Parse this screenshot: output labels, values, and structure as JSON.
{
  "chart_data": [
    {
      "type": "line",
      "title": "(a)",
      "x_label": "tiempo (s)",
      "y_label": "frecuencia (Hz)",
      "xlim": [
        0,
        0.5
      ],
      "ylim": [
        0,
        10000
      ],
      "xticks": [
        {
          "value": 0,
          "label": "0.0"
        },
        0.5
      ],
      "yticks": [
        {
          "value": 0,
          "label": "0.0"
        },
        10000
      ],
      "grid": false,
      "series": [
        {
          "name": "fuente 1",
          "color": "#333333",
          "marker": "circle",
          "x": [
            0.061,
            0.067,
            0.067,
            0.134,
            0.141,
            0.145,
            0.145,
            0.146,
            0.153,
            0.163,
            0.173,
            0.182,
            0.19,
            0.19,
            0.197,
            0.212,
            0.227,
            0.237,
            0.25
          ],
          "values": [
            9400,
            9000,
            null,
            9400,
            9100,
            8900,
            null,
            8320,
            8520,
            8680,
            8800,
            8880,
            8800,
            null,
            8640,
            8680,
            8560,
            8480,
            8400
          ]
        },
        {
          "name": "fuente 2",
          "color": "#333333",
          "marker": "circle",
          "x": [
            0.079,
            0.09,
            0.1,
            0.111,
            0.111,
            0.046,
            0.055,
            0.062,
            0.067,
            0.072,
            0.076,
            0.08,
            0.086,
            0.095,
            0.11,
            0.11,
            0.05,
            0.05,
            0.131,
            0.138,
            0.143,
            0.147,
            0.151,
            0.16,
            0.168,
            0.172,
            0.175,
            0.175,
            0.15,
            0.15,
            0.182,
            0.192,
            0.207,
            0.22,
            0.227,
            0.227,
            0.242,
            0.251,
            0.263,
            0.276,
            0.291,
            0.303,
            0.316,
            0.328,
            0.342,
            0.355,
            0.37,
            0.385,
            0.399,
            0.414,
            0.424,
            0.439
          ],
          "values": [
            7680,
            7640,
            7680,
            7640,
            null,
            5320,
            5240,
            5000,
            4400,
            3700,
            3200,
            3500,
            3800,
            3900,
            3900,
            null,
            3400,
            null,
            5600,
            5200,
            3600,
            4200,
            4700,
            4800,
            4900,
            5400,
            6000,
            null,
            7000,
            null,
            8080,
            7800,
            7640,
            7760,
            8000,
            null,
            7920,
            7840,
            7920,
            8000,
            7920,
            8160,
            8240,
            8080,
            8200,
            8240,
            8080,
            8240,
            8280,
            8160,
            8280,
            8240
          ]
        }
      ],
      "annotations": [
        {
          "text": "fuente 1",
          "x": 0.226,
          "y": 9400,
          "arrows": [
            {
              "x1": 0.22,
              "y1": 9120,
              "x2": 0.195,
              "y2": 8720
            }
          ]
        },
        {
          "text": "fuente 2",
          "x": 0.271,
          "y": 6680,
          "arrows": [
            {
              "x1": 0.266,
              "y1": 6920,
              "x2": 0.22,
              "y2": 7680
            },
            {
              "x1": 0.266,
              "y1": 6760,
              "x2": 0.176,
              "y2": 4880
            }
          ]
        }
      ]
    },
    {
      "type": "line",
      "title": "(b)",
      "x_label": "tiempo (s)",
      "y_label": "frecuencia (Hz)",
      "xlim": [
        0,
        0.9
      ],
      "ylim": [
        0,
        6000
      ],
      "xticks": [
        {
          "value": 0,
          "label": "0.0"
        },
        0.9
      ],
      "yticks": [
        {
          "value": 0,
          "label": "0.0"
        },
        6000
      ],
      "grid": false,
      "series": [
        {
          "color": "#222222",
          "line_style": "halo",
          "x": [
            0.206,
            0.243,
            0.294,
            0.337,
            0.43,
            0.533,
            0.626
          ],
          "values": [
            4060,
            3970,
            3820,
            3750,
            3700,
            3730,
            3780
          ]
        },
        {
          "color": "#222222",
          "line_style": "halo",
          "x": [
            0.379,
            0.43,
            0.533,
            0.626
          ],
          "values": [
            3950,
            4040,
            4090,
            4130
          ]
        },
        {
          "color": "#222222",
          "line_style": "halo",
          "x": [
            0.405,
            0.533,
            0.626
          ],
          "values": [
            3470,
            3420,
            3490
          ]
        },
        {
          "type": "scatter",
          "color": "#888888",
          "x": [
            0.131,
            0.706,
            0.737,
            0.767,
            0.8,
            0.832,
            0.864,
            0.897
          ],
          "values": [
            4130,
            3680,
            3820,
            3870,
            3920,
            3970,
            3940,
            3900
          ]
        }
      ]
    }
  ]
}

--------------------------------------------------

Request –
Pull out every line above that holds the word "fuente".

Answer to this task –
          "name": "fuente 1",
          "name": "fuente 2",
          "text": "fuente 1",
          "text": "fuente 2",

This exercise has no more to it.